Instructions for the task: Copy nothing but the text: repeat each entry exactly and drop the images.

Provided information:
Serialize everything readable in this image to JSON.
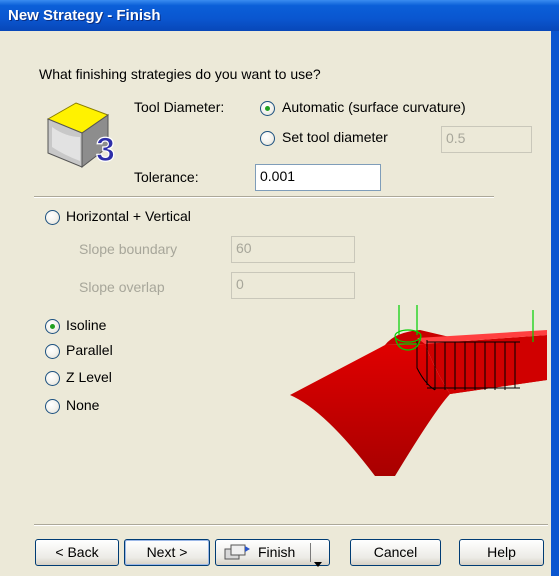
{
  "window": {
    "title": "New Strategy - Finish"
  },
  "prompt": "What finishing strategies do you want to use?",
  "tool_diameter": {
    "label": "Tool Diameter:",
    "options": [
      {
        "label": "Automatic (surface curvature)",
        "selected": true
      },
      {
        "label": "Set tool diameter",
        "selected": false
      }
    ],
    "value": "0.5"
  },
  "tolerance": {
    "label": "Tolerance:",
    "value": "0.001"
  },
  "strategies": {
    "horizontal_vertical": {
      "label": "Horizontal + Vertical",
      "selected": false
    },
    "slope_boundary": {
      "label": "Slope boundary",
      "value": "60"
    },
    "slope_overlap": {
      "label": "Slope overlap",
      "value": "0"
    },
    "options": [
      {
        "label": "Isoline",
        "selected": true
      },
      {
        "label": "Parallel",
        "selected": false
      },
      {
        "label": "Z Level",
        "selected": false
      },
      {
        "label": "None",
        "selected": false
      }
    ]
  },
  "buttons": {
    "back": "< Back",
    "next": "Next >",
    "finish": "Finish",
    "cancel": "Cancel",
    "help": "Help"
  },
  "icons": {
    "logo": "3-axis-finish-icon",
    "preview": "isoline-toolpath-preview"
  },
  "colors": {
    "accent": "#21a121",
    "titlebar": "#0a56d0",
    "surface": "#d60000",
    "toolpath": "#00d000"
  }
}
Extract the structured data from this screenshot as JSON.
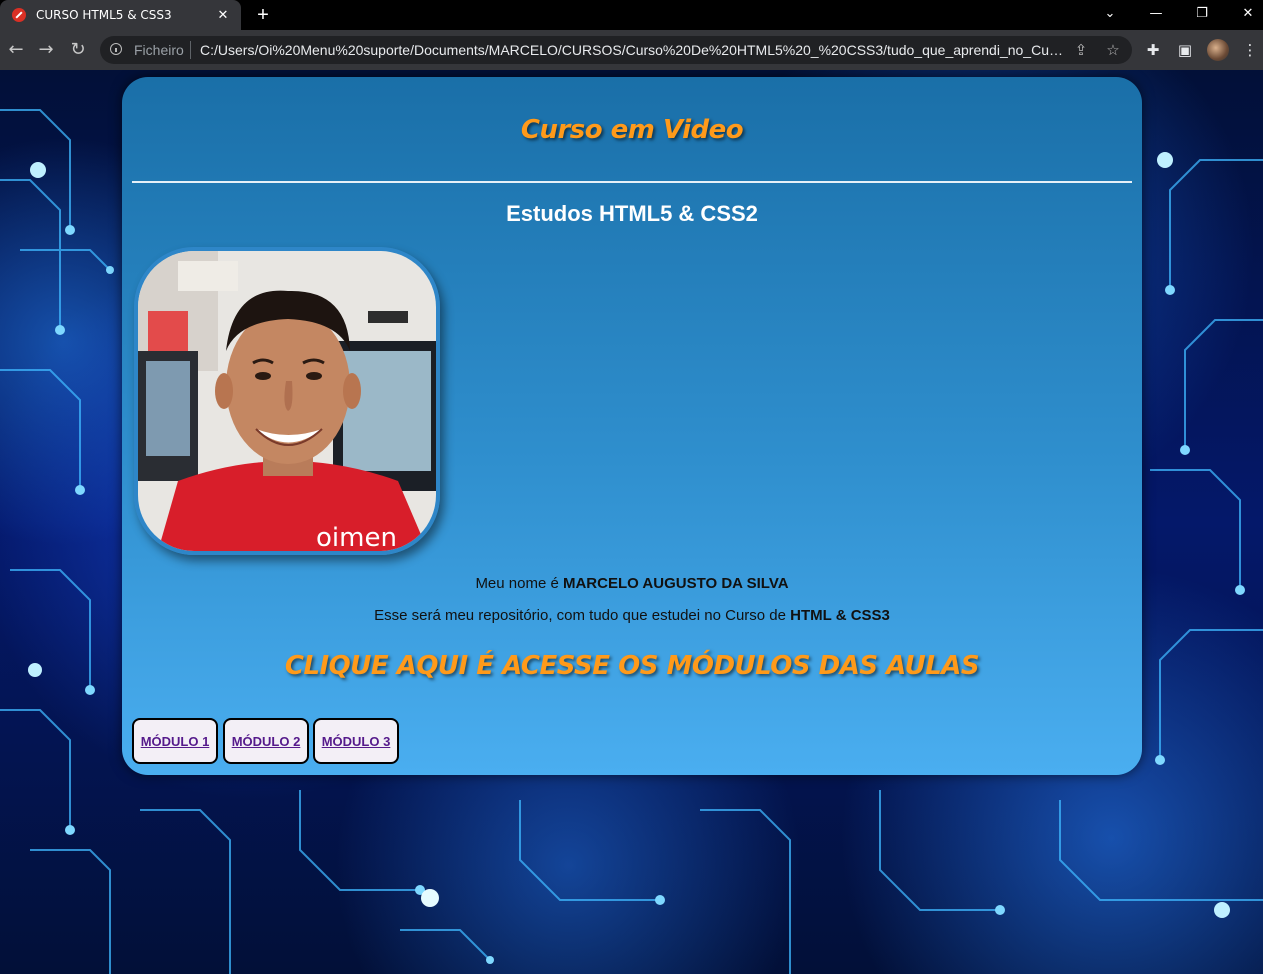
{
  "browser": {
    "tab_title": "CURSO HTML5 & CSS3",
    "tab_close": "✕",
    "new_tab": "+",
    "origin_label": "Ficheiro",
    "url": "C:/Users/Oi%20Menu%20suporte/Documents/MARCELO/CURSOS/Curso%20De%20HTML5%20_%20CSS3/tudo_que_aprendi_no_Curso/m...",
    "icons": [
      "back-icon",
      "forward-icon",
      "reload-icon",
      "info-icon",
      "share-icon",
      "star-icon",
      "extensions-icon",
      "sidepanel-icon",
      "profile-icon",
      "menu-icon"
    ]
  },
  "page": {
    "brand": "Curso em Video",
    "subtitle": "Estudos HTML5 & CSS2",
    "photo_caption": "oimen",
    "intro_prefix": "Meu nome é ",
    "intro_name": "MARCELO AUGUSTO DA SILVA",
    "repo_prefix": "Esse será meu repositório, com tudo que estudei no Curso de ",
    "repo_course": "HTML & CSS3",
    "cta": "CLIQUE AQUI É ACESSE OS MÓDULOS DAS AULAS",
    "modules": [
      {
        "label": "MÓDULO 1"
      },
      {
        "label": "MÓDULO 2"
      },
      {
        "label": "MÓDULO 3"
      }
    ]
  },
  "colors": {
    "accent_orange": "#ff9a1a",
    "card_top": "#1a6fa8",
    "card_bottom": "#4aaef0",
    "link_visited": "#551a8b"
  }
}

Solution to this exercise:
Serialize everything readable in this image to JSON.
{
  "window": {
    "title": "New Strategy - Finish"
  },
  "prompt": "What finishing strategies do you want to use?",
  "tool_diameter": {
    "label": "Tool Diameter:",
    "options": [
      {
        "label": "Automatic (surface curvature)",
        "selected": true
      },
      {
        "label": "Set tool diameter",
        "selected": false
      }
    ],
    "value": "0.5"
  },
  "tolerance": {
    "label": "Tolerance:",
    "value": "0.001"
  },
  "strategies": {
    "horizontal_vertical": {
      "label": "Horizontal + Vertical",
      "selected": false
    },
    "slope_boundary": {
      "label": "Slope boundary",
      "value": "60"
    },
    "slope_overlap": {
      "label": "Slope overlap",
      "value": "0"
    },
    "options": [
      {
        "label": "Isoline",
        "selected": true
      },
      {
        "label": "Parallel",
        "selected": false
      },
      {
        "label": "Z Level",
        "selected": false
      },
      {
        "label": "None",
        "selected": false
      }
    ]
  },
  "buttons": {
    "back": "< Back",
    "next": "Next >",
    "finish": "Finish",
    "cancel": "Cancel",
    "help": "Help"
  },
  "icons": {
    "logo": "3-axis-finish-icon",
    "preview": "isoline-toolpath-preview"
  },
  "colors": {
    "accent": "#21a121",
    "titlebar": "#0a56d0",
    "surface": "#d60000",
    "toolpath": "#00d000"
  }
}
Extract the structured data from this screenshot as JSON.
{
  "browser": {
    "tab_title": "CURSO HTML5 & CSS3",
    "tab_close": "✕",
    "new_tab": "+",
    "origin_label": "Ficheiro",
    "url": "C:/Users/Oi%20Menu%20suporte/Documents/MARCELO/CURSOS/Curso%20De%20HTML5%20_%20CSS3/tudo_que_aprendi_no_Curso/m...",
    "icons": [
      "back-icon",
      "forward-icon",
      "reload-icon",
      "info-icon",
      "share-icon",
      "star-icon",
      "extensions-icon",
      "sidepanel-icon",
      "profile-icon",
      "menu-icon"
    ]
  },
  "page": {
    "brand": "Curso em Video",
    "subtitle": "Estudos HTML5 & CSS2",
    "photo_caption": "oimen",
    "intro_prefix": "Meu nome é ",
    "intro_name": "MARCELO AUGUSTO DA SILVA",
    "repo_prefix": "Esse será meu repositório, com tudo que estudei no Curso de ",
    "repo_course": "HTML & CSS3",
    "cta": "CLIQUE AQUI É ACESSE OS MÓDULOS DAS AULAS",
    "modules": [
      {
        "label": "MÓDULO 1"
      },
      {
        "label": "MÓDULO 2"
      },
      {
        "label": "MÓDULO 3"
      }
    ]
  },
  "colors": {
    "accent_orange": "#ff9a1a",
    "card_top": "#1a6fa8",
    "card_bottom": "#4aaef0",
    "link_visited": "#551a8b"
  }
}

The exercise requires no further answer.